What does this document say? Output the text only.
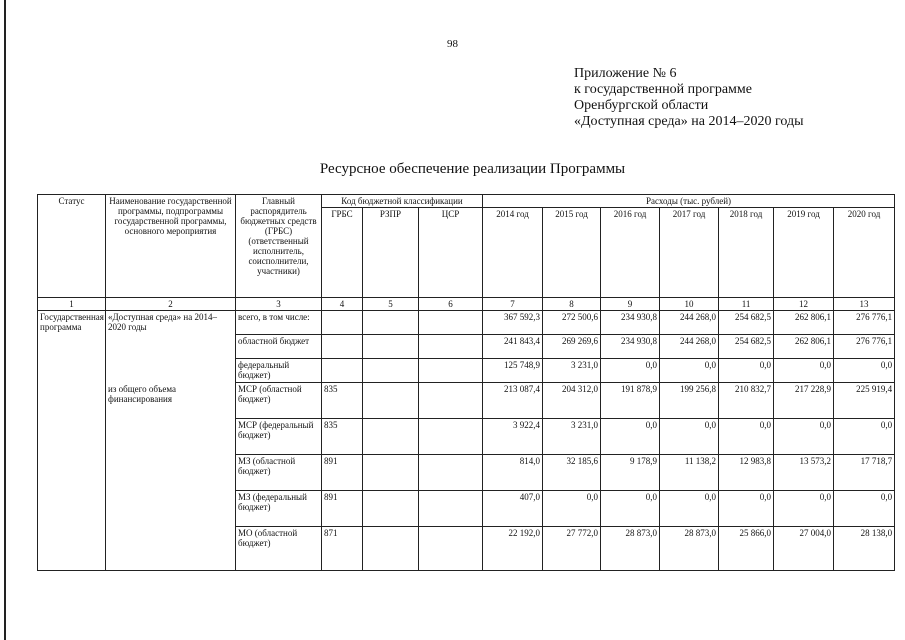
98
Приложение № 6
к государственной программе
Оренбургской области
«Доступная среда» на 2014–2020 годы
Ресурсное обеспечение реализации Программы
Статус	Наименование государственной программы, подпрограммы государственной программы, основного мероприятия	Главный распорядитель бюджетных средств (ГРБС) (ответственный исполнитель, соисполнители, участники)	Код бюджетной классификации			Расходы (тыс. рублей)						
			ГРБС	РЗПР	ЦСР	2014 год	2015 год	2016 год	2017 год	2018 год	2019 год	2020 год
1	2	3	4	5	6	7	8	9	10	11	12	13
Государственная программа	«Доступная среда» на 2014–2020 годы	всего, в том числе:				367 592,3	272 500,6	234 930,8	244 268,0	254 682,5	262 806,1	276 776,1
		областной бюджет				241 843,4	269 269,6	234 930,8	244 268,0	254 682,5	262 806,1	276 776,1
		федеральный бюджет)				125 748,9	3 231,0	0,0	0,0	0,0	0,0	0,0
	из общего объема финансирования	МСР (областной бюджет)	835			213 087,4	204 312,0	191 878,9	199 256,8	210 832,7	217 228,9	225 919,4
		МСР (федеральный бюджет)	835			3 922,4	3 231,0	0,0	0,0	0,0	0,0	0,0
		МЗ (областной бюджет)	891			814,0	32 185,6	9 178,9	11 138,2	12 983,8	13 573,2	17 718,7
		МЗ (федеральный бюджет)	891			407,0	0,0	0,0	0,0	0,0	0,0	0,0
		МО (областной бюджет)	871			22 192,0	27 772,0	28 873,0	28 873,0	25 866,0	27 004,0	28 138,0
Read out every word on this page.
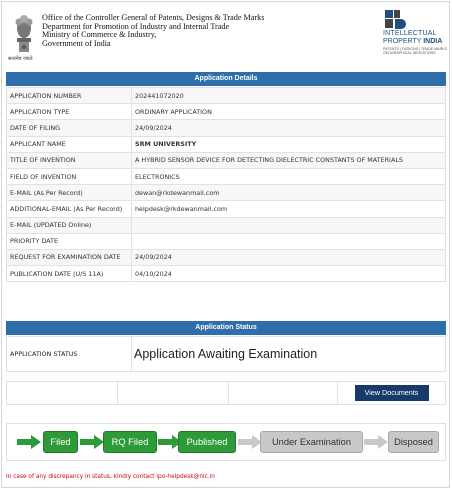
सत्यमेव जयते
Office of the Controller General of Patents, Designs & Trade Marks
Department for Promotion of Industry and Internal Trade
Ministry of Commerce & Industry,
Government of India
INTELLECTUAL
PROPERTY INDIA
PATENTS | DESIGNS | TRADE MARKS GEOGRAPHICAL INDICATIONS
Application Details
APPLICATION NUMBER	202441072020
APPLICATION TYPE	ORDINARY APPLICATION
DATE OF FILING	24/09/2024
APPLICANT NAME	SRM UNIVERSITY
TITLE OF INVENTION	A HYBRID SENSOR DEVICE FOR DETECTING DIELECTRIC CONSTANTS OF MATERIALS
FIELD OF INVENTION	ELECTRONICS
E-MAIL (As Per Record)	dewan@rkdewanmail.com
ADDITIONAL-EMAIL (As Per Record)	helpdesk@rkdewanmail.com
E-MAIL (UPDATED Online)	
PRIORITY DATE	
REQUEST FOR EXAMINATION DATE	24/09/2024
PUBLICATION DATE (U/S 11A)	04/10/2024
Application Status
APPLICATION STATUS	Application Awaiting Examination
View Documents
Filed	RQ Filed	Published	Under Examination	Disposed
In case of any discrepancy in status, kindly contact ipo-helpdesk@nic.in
------------------------------------------------------------
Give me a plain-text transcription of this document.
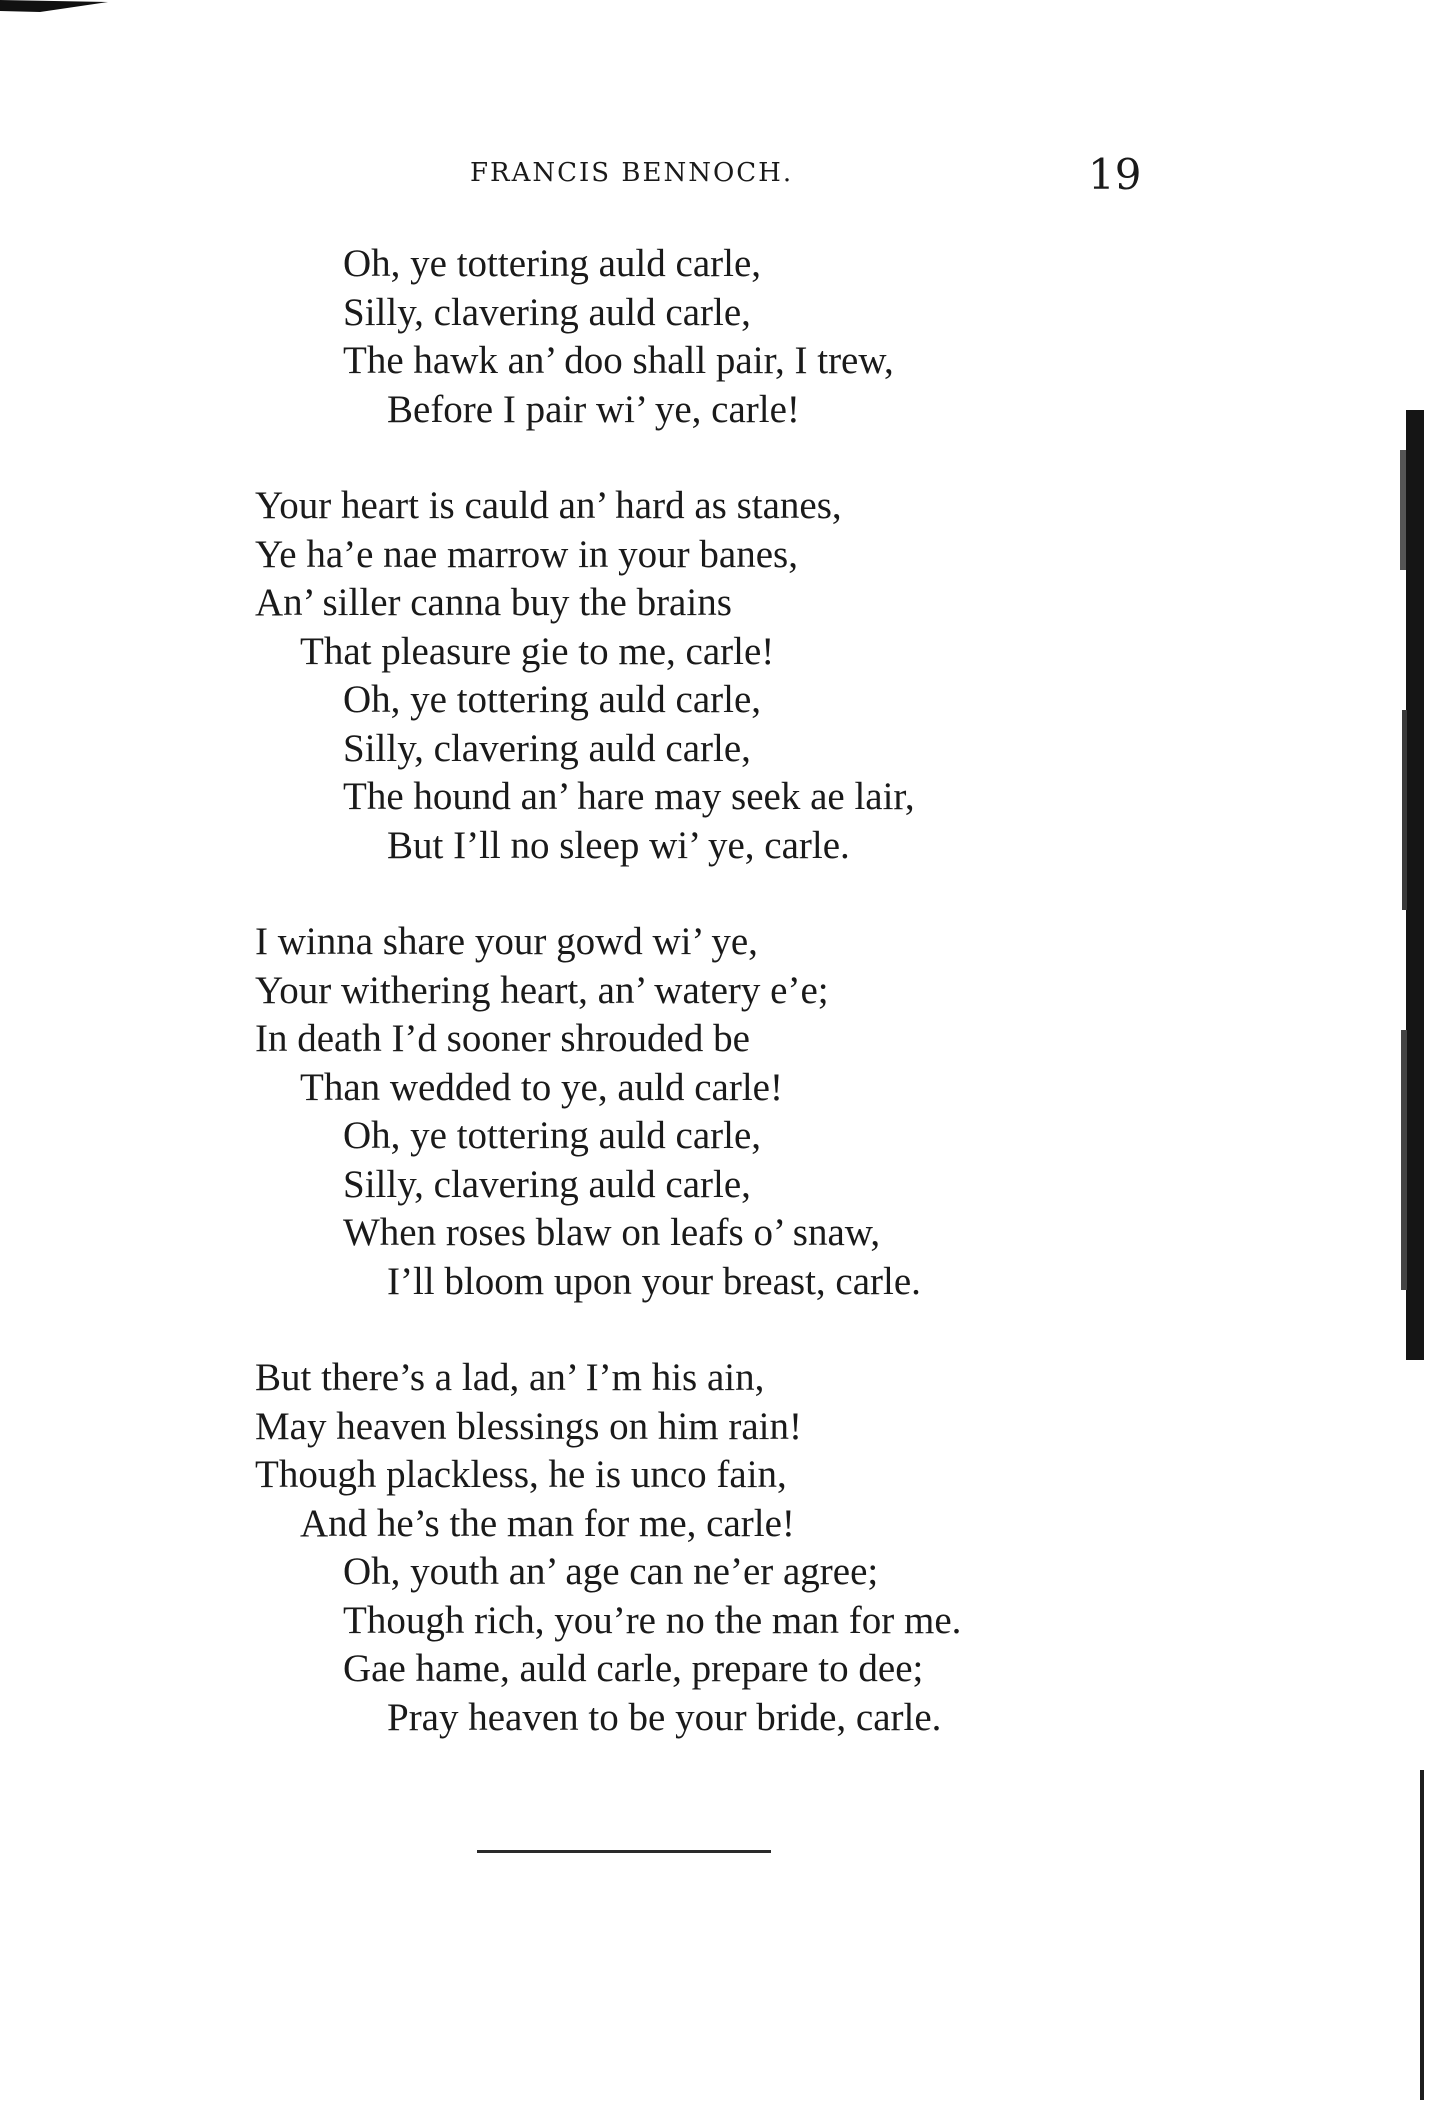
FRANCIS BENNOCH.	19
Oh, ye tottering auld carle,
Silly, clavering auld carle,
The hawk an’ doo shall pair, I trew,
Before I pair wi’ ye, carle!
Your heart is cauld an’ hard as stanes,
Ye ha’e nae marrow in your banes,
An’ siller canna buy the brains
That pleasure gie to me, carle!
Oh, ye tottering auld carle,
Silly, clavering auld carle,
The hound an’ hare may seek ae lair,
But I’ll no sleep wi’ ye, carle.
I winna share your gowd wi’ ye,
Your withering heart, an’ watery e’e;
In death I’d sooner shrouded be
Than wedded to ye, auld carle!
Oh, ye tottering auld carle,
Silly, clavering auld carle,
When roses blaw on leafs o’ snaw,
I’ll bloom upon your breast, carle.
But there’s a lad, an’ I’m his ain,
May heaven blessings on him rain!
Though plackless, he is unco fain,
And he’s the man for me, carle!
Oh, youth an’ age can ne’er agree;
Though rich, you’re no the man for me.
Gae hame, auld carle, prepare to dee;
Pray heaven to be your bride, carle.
------------------------------------------------------------
=== SET TASK ===
Show each line holding the word "rkdewanmail".

=== ANSWER FOR THIS EXERCISE ===
E-MAIL (As Per Record)	dewan@rkdewanmail.com
ADDITIONAL-EMAIL (As Per Record)	helpdesk@rkdewanmail.com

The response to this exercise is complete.